Copy out the lines that have "ดนครราชส" in them.

_RECORD EXCERPTS:_
========================
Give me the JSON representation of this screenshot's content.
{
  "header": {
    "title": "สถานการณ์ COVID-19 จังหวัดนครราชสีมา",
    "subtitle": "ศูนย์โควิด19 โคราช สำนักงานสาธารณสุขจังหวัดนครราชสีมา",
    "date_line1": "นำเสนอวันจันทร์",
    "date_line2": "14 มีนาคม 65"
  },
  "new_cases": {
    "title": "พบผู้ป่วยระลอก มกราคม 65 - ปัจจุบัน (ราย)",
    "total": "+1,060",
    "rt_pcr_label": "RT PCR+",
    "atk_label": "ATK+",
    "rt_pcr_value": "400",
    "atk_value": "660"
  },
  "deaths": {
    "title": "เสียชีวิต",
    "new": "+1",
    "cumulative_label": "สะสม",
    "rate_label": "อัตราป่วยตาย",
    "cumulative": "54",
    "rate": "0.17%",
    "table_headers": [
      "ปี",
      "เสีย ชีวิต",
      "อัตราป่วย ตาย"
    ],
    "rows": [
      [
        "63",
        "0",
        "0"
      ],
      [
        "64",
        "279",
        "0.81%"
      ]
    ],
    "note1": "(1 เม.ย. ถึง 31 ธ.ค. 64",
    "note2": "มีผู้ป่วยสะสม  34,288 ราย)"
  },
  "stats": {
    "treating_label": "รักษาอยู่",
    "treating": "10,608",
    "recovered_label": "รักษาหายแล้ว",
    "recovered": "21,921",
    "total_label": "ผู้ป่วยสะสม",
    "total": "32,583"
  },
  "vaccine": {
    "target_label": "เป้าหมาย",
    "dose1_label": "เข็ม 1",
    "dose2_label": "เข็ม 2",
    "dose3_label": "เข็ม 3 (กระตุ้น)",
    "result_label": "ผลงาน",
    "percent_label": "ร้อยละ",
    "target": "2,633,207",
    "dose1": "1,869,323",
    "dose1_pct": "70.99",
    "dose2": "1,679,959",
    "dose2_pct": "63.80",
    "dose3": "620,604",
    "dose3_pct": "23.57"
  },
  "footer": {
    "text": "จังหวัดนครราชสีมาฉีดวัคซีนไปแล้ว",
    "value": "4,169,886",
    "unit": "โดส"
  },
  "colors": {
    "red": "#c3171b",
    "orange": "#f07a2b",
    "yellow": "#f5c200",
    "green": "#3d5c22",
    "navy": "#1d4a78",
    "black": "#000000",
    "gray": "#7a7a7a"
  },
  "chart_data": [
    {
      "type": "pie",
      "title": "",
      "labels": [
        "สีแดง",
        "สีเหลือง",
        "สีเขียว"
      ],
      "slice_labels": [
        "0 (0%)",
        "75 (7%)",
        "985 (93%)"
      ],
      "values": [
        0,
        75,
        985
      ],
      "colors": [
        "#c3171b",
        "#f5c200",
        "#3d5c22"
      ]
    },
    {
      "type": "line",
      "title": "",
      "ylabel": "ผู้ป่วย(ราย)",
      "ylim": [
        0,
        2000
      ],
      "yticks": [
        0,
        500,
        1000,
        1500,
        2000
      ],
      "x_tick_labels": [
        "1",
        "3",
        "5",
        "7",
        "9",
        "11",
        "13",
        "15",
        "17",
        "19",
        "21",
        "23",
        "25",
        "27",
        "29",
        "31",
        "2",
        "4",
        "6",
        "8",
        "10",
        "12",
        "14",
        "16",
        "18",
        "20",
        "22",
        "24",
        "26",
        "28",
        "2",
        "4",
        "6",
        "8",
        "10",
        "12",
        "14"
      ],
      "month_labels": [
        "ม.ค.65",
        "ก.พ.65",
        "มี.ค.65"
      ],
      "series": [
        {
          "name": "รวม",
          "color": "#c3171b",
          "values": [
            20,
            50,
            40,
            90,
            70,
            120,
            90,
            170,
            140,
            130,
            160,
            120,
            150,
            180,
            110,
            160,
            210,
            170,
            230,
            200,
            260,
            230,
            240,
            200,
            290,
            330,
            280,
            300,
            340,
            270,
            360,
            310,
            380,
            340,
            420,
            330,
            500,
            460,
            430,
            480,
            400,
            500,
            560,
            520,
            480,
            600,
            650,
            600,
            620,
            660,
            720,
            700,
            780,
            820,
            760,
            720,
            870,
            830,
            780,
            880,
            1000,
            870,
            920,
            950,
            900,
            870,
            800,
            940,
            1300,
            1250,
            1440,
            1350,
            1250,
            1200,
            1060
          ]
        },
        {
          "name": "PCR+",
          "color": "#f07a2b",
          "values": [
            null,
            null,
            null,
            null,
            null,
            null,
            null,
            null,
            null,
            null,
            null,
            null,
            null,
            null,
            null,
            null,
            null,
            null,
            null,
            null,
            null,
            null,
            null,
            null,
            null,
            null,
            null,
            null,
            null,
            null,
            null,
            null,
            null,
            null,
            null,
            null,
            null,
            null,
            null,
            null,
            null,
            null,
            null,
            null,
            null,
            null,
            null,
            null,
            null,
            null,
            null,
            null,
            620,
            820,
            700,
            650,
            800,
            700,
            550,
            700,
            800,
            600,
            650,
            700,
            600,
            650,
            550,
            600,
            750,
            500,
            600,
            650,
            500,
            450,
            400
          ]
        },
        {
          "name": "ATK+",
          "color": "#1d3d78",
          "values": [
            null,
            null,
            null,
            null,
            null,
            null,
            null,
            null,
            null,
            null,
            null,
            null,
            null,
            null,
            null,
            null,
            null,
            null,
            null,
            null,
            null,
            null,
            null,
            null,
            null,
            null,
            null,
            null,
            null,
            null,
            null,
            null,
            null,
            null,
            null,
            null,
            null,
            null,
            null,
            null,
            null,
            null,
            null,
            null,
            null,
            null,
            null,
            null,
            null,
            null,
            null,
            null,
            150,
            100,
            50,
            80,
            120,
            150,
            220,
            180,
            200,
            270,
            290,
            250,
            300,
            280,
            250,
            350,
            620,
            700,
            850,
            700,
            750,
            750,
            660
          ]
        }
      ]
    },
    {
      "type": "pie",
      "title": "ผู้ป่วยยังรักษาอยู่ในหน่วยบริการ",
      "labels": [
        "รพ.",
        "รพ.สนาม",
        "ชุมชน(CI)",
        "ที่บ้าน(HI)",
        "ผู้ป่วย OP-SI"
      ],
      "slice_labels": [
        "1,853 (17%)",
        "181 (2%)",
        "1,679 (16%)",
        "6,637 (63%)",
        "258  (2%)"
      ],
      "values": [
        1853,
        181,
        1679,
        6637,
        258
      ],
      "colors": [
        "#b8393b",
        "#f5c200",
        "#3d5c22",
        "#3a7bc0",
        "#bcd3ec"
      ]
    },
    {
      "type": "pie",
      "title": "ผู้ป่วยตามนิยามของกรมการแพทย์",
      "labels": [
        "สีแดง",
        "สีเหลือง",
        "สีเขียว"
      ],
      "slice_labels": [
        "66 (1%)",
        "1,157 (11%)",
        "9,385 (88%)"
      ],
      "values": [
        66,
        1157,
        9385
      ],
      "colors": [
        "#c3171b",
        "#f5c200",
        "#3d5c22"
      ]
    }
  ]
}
========================
_EXPECTED OUTPUT:_
    "title": "สถานการณ์ COVID-19 จังหวัดนครราชสีมา",
    "subtitle": "ศูนย์โควิด19 โคราช สำนักงานสาธารณสุขจังหวัดนครราชสีมา",
    "text": "จังหวัดนครราชสีมาฉีดวัคซีนไปแล้ว",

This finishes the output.